═══ LISTED RECORDS ═══

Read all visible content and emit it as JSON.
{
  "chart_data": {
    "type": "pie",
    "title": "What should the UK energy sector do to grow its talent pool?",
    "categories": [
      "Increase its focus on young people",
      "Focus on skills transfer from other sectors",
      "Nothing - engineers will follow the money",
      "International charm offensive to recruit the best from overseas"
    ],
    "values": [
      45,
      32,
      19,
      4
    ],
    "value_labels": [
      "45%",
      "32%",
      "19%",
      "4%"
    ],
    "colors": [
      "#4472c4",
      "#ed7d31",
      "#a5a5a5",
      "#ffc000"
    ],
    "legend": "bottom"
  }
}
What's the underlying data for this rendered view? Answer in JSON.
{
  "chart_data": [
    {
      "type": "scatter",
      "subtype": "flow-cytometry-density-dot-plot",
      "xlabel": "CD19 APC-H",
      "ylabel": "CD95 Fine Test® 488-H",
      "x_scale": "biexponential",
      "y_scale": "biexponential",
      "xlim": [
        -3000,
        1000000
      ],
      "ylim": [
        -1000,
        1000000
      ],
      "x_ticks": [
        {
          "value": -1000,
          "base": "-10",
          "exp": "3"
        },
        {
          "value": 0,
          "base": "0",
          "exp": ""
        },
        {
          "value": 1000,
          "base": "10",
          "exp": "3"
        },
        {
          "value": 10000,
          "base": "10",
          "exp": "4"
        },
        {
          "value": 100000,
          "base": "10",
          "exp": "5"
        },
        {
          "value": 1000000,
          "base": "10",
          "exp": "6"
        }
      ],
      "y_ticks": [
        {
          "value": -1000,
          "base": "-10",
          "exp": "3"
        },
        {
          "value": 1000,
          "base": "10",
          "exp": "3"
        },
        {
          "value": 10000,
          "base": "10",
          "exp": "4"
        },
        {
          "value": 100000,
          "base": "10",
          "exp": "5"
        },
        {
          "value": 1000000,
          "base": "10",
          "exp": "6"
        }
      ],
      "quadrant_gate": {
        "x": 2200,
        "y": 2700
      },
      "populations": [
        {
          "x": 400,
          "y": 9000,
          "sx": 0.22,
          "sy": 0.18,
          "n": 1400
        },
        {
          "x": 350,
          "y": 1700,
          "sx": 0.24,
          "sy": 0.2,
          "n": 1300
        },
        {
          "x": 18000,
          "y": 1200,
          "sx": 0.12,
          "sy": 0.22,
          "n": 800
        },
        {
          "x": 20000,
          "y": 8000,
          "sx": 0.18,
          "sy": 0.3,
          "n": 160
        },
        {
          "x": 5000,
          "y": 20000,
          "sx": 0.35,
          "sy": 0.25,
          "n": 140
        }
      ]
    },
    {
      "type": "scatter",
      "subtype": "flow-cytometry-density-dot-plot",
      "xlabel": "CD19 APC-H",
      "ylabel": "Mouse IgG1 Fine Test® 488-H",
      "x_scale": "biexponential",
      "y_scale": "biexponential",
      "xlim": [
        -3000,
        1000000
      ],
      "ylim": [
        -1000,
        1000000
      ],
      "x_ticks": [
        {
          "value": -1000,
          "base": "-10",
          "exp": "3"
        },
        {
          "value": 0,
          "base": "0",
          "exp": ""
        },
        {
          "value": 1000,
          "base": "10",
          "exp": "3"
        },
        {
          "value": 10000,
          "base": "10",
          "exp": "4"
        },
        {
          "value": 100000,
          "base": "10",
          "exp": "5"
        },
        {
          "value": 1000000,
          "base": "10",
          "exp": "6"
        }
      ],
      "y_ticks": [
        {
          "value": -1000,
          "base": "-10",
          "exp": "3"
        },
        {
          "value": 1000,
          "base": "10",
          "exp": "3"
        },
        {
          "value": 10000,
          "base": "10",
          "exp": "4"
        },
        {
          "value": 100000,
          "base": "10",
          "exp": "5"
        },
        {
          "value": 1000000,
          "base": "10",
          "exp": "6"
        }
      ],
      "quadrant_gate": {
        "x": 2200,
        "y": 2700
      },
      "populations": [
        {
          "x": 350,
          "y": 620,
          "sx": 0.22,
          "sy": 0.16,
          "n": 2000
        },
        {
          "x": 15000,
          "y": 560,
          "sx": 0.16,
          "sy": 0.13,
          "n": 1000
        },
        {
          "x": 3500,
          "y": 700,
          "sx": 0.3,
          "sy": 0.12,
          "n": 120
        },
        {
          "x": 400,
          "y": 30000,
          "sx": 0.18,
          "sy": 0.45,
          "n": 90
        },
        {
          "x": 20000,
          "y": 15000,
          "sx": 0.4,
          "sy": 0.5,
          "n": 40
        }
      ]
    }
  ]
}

═══

### DESCRIPTION OF THE TASK
Extract each record, keeping it identical to the original.

### CORRECT OUTPUT
Read all visible content and emit it as JSON.
{
  "chart_data": {
    "type": "pie",
    "title": "What should the UK energy sector do to grow its talent pool?",
    "categories": [
      "Increase its focus on young people",
      "Focus on skills transfer from other sectors",
      "Nothing - engineers will follow the money",
      "International charm offensive to recruit the best from overseas"
    ],
    "values": [
      45,
      32,
      19,
      4
    ],
    "value_labels": [
      "45%",
      "32%",
      "19%",
      "4%"
    ],
    "colors": [
      "#4472c4",
      "#ed7d31",
      "#a5a5a5",
      "#ffc000"
    ],
    "legend": "bottom"
  }
}
What's the underlying data for this rendered view? Answer in JSON.
{
  "chart_data": [
    {
      "type": "scatter",
      "subtype": "flow-cytometry-density-dot-plot",
      "xlabel": "CD19 APC-H",
      "ylabel": "CD95 Fine Test® 488-H",
      "x_scale": "biexponential",
      "y_scale": "biexponential",
      "xlim": [
        -3000,
        1000000
      ],
      "ylim": [
        -1000,
        1000000
      ],
      "x_ticks": [
        {
          "value": -1000,
          "base": "-10",
          "exp": "3"
        },
        {
          "value": 0,
          "base": "0",
          "exp": ""
        },
        {
          "value": 1000,
          "base": "10",
          "exp": "3"
        },
        {
          "value": 10000,
          "base": "10",
          "exp": "4"
        },
        {
          "value": 100000,
          "base": "10",
          "exp": "5"
        },
        {
          "value": 1000000,
          "base": "10",
          "exp": "6"
        }
      ],
      "y_ticks": [
        {
          "value": -1000,
          "base": "-10",
          "exp": "3"
        },
        {
          "value": 1000,
          "base": "10",
          "exp": "3"
        },
        {
          "value": 10000,
          "base": "10",
          "exp": "4"
        },
        {
          "value": 100000,
          "base": "10",
          "exp": "5"
        },
        {
          "value": 1000000,
          "base": "10",
          "exp": "6"
        }
      ],
      "quadrant_gate": {
        "x": 2200,
        "y": 2700
      },
      "populations": [
        {
          "x": 400,
          "y": 9000,
          "sx": 0.22,
          "sy": 0.18,
          "n": 1400
        },
        {
          "x": 350,
          "y": 1700,
          "sx": 0.24,
          "sy": 0.2,
          "n": 1300
        },
        {
          "x": 18000,
          "y": 1200,
          "sx": 0.12,
          "sy": 0.22,
          "n": 800
        },
        {
          "x": 20000,
          "y": 8000,
          "sx": 0.18,
          "sy": 0.3,
          "n": 160
        },
        {
          "x": 5000,
          "y": 20000,
          "sx": 0.35,
          "sy": 0.25,
          "n": 140
        }
      ]
    },
    {
      "type": "scatter",
      "subtype": "flow-cytometry-density-dot-plot",
      "xlabel": "CD19 APC-H",
      "ylabel": "Mouse IgG1 Fine Test® 488-H",
      "x_scale": "biexponential",
      "y_scale": "biexponential",
      "xlim": [
        -3000,
        1000000
      ],
      "ylim": [
        -1000,
        1000000
      ],
      "x_ticks": [
        {
          "value": -1000,
          "base": "-10",
          "exp": "3"
        },
        {
          "value": 0,
          "base": "0",
          "exp": ""
        },
        {
          "value": 1000,
          "base": "10",
          "exp": "3"
        },
        {
          "value": 10000,
          "base": "10",
          "exp": "4"
        },
        {
          "value": 100000,
          "base": "10",
          "exp": "5"
        },
        {
          "value": 1000000,
          "base": "10",
          "exp": "6"
        }
      ],
      "y_ticks": [
        {
          "value": -1000,
          "base": "-10",
          "exp": "3"
        },
        {
          "value": 1000,
          "base": "10",
          "exp": "3"
        },
        {
          "value": 10000,
          "base": "10",
          "exp": "4"
        },
        {
          "value": 100000,
          "base": "10",
          "exp": "5"
        },
        {
          "value": 1000000,
          "base": "10",
          "exp": "6"
        }
      ],
      "quadrant_gate": {
        "x": 2200,
        "y": 2700
      },
      "populations": [
        {
          "x": 350,
          "y": 620,
          "sx": 0.22,
          "sy": 0.16,
          "n": 2000
        },
        {
          "x": 15000,
          "y": 560,
          "sx": 0.16,
          "sy": 0.13,
          "n": 1000
        },
        {
          "x": 3500,
          "y": 700,
          "sx": 0.3,
          "sy": 0.12,
          "n": 120
        },
        {
          "x": 400,
          "y": 30000,
          "sx": 0.18,
          "sy": 0.45,
          "n": 90
        },
        {
          "x": 20000,
          "y": 15000,
          "sx": 0.4,
          "sy": 0.5,
          "n": 40
        }
      ]
    }
  ]
}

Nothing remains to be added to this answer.